Directions for this task: Below are some records; retype all of them exactly.

Part of a data file:
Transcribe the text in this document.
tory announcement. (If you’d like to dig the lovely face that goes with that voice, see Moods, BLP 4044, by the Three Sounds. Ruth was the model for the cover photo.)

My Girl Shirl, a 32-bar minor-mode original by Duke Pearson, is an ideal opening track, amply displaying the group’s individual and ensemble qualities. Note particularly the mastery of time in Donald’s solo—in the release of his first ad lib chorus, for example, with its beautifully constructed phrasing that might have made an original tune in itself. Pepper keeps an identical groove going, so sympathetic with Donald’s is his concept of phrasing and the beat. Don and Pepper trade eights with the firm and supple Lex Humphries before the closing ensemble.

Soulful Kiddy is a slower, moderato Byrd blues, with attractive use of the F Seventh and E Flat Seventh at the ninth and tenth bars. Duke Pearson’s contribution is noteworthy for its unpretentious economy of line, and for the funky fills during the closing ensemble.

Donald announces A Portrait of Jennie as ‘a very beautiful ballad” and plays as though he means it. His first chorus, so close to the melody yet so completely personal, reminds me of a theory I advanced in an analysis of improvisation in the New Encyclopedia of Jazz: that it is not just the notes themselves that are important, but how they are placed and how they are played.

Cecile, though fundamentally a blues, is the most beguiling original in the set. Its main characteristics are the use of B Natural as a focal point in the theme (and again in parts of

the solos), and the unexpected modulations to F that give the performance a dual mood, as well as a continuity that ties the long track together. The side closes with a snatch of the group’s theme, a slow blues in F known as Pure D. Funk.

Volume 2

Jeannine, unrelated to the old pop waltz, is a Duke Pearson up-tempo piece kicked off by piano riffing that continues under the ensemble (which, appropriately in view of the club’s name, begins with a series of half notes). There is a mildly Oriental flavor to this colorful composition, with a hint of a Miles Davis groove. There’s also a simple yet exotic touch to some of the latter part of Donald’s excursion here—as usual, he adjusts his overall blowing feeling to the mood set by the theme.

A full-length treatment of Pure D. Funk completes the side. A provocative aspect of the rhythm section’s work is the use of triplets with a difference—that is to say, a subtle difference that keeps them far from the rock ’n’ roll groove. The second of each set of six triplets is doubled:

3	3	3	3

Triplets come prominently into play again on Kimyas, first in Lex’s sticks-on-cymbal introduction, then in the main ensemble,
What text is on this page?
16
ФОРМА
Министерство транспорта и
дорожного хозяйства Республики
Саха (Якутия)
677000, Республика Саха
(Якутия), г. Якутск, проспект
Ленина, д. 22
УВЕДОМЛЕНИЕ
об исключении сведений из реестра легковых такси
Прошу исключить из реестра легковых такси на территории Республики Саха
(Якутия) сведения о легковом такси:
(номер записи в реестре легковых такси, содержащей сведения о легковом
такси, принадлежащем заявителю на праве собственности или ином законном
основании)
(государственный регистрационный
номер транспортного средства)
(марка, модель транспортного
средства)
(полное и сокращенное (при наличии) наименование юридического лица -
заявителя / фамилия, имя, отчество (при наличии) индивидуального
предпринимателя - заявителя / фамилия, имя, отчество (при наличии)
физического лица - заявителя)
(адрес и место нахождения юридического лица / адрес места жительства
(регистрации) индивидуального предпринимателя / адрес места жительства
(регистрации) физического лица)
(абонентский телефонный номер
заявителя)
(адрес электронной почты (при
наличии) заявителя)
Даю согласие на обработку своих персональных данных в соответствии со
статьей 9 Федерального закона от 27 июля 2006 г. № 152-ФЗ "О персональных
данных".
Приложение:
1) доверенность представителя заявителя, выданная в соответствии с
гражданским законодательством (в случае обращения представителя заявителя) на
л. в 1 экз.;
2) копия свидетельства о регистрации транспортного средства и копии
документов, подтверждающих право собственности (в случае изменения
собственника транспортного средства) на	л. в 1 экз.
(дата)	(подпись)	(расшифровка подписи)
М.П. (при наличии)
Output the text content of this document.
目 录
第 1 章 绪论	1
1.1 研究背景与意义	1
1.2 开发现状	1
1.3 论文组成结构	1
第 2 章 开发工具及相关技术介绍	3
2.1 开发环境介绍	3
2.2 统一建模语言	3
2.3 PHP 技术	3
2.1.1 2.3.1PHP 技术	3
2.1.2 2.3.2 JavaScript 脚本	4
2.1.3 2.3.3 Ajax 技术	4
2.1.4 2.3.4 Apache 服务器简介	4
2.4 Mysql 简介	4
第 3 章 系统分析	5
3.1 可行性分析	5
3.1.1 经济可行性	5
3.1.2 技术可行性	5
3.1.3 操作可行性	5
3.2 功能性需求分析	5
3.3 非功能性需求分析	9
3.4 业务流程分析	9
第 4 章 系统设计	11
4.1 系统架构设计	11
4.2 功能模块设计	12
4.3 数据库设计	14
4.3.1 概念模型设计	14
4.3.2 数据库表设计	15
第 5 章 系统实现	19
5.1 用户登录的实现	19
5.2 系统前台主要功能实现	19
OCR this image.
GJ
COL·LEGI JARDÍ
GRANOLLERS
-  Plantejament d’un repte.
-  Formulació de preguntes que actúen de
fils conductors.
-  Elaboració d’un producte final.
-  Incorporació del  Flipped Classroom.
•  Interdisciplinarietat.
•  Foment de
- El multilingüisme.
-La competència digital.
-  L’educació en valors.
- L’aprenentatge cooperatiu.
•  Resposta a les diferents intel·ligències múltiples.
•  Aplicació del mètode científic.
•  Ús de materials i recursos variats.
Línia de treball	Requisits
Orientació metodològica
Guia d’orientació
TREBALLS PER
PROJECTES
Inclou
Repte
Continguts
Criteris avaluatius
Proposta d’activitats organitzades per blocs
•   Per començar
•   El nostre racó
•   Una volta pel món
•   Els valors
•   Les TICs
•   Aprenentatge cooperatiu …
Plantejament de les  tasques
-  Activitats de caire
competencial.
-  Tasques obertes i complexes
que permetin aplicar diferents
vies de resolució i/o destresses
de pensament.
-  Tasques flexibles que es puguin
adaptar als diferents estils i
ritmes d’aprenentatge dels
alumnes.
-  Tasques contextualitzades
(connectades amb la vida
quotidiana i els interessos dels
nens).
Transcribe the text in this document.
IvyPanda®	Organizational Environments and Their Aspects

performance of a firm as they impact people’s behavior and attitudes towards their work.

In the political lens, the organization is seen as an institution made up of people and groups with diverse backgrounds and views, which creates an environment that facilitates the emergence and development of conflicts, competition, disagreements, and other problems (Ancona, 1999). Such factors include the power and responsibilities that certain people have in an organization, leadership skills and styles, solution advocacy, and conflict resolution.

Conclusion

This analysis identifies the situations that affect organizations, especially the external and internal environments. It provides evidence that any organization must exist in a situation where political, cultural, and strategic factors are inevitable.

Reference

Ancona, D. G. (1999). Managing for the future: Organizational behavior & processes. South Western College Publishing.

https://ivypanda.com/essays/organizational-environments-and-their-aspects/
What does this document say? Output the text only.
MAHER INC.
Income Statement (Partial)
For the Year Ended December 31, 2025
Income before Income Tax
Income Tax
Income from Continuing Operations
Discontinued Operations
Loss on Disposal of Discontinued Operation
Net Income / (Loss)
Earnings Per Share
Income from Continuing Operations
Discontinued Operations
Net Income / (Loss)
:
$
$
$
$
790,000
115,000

The answer:
Transcribe the text in this document.
tory announcement. (If you’d like to dig the lovely face that goes with that voice, see Moods, BLP 4044, by the Three Sounds. Ruth was the model for the cover photo.)

My Girl Shirl, a 32-bar minor-mode original by Duke Pearson, is an ideal opening track, amply displaying the group’s individual and ensemble qualities. Note particularly the mastery of time in Donald’s solo—in the release of his first ad lib chorus, for example, with its beautifully constructed phrasing that might have made an original tune in itself. Pepper keeps an identical groove going, so sympathetic with Donald’s is his concept of phrasing and the beat. Don and Pepper trade eights with the firm and supple Lex Humphries before the closing ensemble.

Soulful Kiddy is a slower, moderato Byrd blues, with attractive use of the F Seventh and E Flat Seventh at the ninth and tenth bars. Duke Pearson’s contribution is noteworthy for its unpretentious economy of line, and for the funky fills during the closing ensemble.

Donald announces A Portrait of Jennie as ‘a very beautiful ballad” and plays as though he means it. His first chorus, so close to the melody yet so completely personal, reminds me of a theory I advanced in an analysis of improvisation in the New Encyclopedia of Jazz: that it is not just the notes themselves that are important, but how they are placed and how they are played.

Cecile, though fundamentally a blues, is the most beguiling original in the set. Its main characteristics are the use of B Natural as a focal point in the theme (and again in parts of

the solos), and the unexpected modulations to F that give the performance a dual mood, as well as a continuity that ties the long track together. The side closes with a snatch of the group’s theme, a slow blues in F known as Pure D. Funk.

Volume 2

Jeannine, unrelated to the old pop waltz, is a Duke Pearson up-tempo piece kicked off by piano riffing that continues under the ensemble (which, appropriately in view of the club’s name, begins with a series of half notes). There is a mildly Oriental flavor to this colorful composition, with a hint of a Miles Davis groove. There’s also a simple yet exotic touch to some of the latter part of Donald’s excursion here—as usual, he adjusts his overall blowing feeling to the mood set by the theme.

A full-length treatment of Pure D. Funk completes the side. A provocative aspect of the rhythm section’s work is the use of triplets with a difference—that is to say, a subtle difference that keeps them far from the rock ’n’ roll groove. The second of each set of six triplets is doubled:

3	3	3	3

Triplets come prominently into play again on Kimyas, first in Lex’s sticks-on-cymbal introduction, then in the main ensemble,
What text is on this page?
16
ФОРМА
Министерство транспорта и
дорожного хозяйства Республики
Саха (Якутия)
677000, Республика Саха
(Якутия), г. Якутск, проспект
Ленина, д. 22
УВЕДОМЛЕНИЕ
об исключении сведений из реестра легковых такси
Прошу исключить из реестра легковых такси на территории Республики Саха
(Якутия) сведения о легковом такси:
(номер записи в реестре легковых такси, содержащей сведения о легковом
такси, принадлежащем заявителю на праве собственности или ином законном
основании)
(государственный регистрационный
номер транспортного средства)
(марка, модель транспортного
средства)
(полное и сокращенное (при наличии) наименование юридического лица -
заявителя / фамилия, имя, отчество (при наличии) индивидуального
предпринимателя - заявителя / фамилия, имя, отчество (при наличии)
физического лица - заявителя)
(адрес и место нахождения юридического лица / адрес места жительства
(регистрации) индивидуального предпринимателя / адрес места жительства
(регистрации) физического лица)
(абонентский телефонный номер
заявителя)
(адрес электронной почты (при
наличии) заявителя)
Даю согласие на обработку своих персональных данных в соответствии со
статьей 9 Федерального закона от 27 июля 2006 г. № 152-ФЗ "О персональных
данных".
Приложение:
1) доверенность представителя заявителя, выданная в соответствии с
гражданским законодательством (в случае обращения представителя заявителя) на
л. в 1 экз.;
2) копия свидетельства о регистрации транспортного средства и копии
документов, подтверждающих право собственности (в случае изменения
собственника транспортного средства) на	л. в 1 экз.
(дата)	(подпись)	(расшифровка подписи)
М.П. (при наличии)
Output the text content of this document.
目 录
第 1 章 绪论	1
1.1 研究背景与意义	1
1.2 开发现状	1
1.3 论文组成结构	1
第 2 章 开发工具及相关技术介绍	3
2.1 开发环境介绍	3
2.2 统一建模语言	3
2.3 PHP 技术	3
2.1.1 2.3.1PHP 技术	3
2.1.2 2.3.2 JavaScript 脚本	4
2.1.3 2.3.3 Ajax 技术	4
2.1.4 2.3.4 Apache 服务器简介	4
2.4 Mysql 简介	4
第 3 章 系统分析	5
3.1 可行性分析	5
3.1.1 经济可行性	5
3.1.2 技术可行性	5
3.1.3 操作可行性	5
3.2 功能性需求分析	5
3.3 非功能性需求分析	9
3.4 业务流程分析	9
第 4 章 系统设计	11
4.1 系统架构设计	11
4.2 功能模块设计	12
4.3 数据库设计	14
4.3.1 概念模型设计	14
4.3.2 数据库表设计	15
第 5 章 系统实现	19
5.1 用户登录的实现	19
5.2 系统前台主要功能实现	19
OCR this image.
GJ
COL·LEGI JARDÍ
GRANOLLERS
-  Plantejament d’un repte.
-  Formulació de preguntes que actúen de
fils conductors.
-  Elaboració d’un producte final.
-  Incorporació del  Flipped Classroom.
•  Interdisciplinarietat.
•  Foment de
- El multilingüisme.
-La competència digital.
-  L’educació en valors.
- L’aprenentatge cooperatiu.
•  Resposta a les diferents intel·ligències múltiples.
•  Aplicació del mètode científic.
•  Ús de materials i recursos variats.
Línia de treball	Requisits
Orientació metodològica
Guia d’orientació
TREBALLS PER
PROJECTES
Inclou
Repte
Continguts
Criteris avaluatius
Proposta d’activitats organitzades per blocs
•   Per començar
•   El nostre racó
•   Una volta pel món
•   Els valors
•   Les TICs
•   Aprenentatge cooperatiu …
Plantejament de les  tasques
-  Activitats de caire
competencial.
-  Tasques obertes i complexes
que permetin aplicar diferents
vies de resolució i/o destresses
de pensament.
-  Tasques flexibles que es puguin
adaptar als diferents estils i
ritmes d’aprenentatge dels
alumnes.
-  Tasques contextualitzades
(connectades amb la vida
quotidiana i els interessos dels
nens).
Transcribe the text in this document.
IvyPanda®	Organizational Environments and Their Aspects

performance of a firm as they impact people’s behavior and attitudes towards their work.

In the political lens, the organization is seen as an institution made up of people and groups with diverse backgrounds and views, which creates an environment that facilitates the emergence and development of conflicts, competition, disagreements, and other problems (Ancona, 1999). Such factors include the power and responsibilities that certain people have in an organization, leadership skills and styles, solution advocacy, and conflict resolution.

Conclusion

This analysis identifies the situations that affect organizations, especially the external and internal environments. It provides evidence that any organization must exist in a situation where political, cultural, and strategic factors are inevitable.

Reference

Ancona, D. G. (1999). Managing for the future: Organizational behavior & processes. South Western College Publishing.

https://ivypanda.com/essays/organizational-environments-and-their-aspects/
What does this document say? Output the text only.
MAHER INC.
Income Statement (Partial)
For the Year Ended December 31, 2025
Income before Income Tax
Income Tax
Income from Continuing Operations
Discontinued Operations
Loss on Disposal of Discontinued Operation
Net Income / (Loss)
Earnings Per Share
Income from Continuing Operations
Discontinued Operations
Net Income / (Loss)
:
$
$
$
$
790,000
115,000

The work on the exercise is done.